## EXERCISE TASK:
Each entry that follows must be output without any deviation.

## DATASET ROWS:
○ ○ ○ ○

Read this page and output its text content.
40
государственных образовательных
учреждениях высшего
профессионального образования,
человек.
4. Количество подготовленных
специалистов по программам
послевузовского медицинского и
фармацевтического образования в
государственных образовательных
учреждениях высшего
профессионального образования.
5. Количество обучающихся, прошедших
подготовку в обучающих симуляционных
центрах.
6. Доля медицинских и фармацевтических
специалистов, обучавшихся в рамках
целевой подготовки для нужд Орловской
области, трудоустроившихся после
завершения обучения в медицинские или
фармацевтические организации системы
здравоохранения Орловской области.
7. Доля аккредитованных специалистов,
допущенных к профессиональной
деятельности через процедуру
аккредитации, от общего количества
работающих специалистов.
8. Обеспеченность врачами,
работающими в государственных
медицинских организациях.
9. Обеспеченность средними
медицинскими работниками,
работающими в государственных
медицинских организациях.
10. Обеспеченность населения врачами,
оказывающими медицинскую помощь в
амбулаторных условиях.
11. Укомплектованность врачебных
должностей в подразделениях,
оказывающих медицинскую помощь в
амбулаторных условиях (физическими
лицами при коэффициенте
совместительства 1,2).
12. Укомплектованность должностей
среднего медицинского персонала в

○ ○ ○ ○

## SOLUTION FOR THIS TASK:
Read this page and output its text content.
40
государственных образовательных
учреждениях высшего
профессионального образования,
человек.
4. Количество подготовленных
специалистов по программам
послевузовского медицинского и
фармацевтического образования в
государственных образовательных
учреждениях высшего
профессионального образования.
5. Количество обучающихся, прошедших
подготовку в обучающих симуляционных
центрах.
6. Доля медицинских и фармацевтических
специалистов, обучавшихся в рамках
целевой подготовки для нужд Орловской
области, трудоустроившихся после
завершения обучения в медицинские или
фармацевтические организации системы
здравоохранения Орловской области.
7. Доля аккредитованных специалистов,
допущенных к профессиональной
деятельности через процедуру
аккредитации, от общего количества
работающих специалистов.
8. Обеспеченность врачами,
работающими в государственных
медицинских организациях.
9. Обеспеченность средними
медицинскими работниками,
работающими в государственных
медицинских организациях.
10. Обеспеченность населения врачами,
оказывающими медицинскую помощь в
амбулаторных условиях.
11. Укомплектованность врачебных
должностей в подразделениях,
оказывающих медицинскую помощь в
амбулаторных условиях (физическими
лицами при коэффициенте
совместительства 1,2).
12. Укомплектованность должностей
среднего медицинского персонала в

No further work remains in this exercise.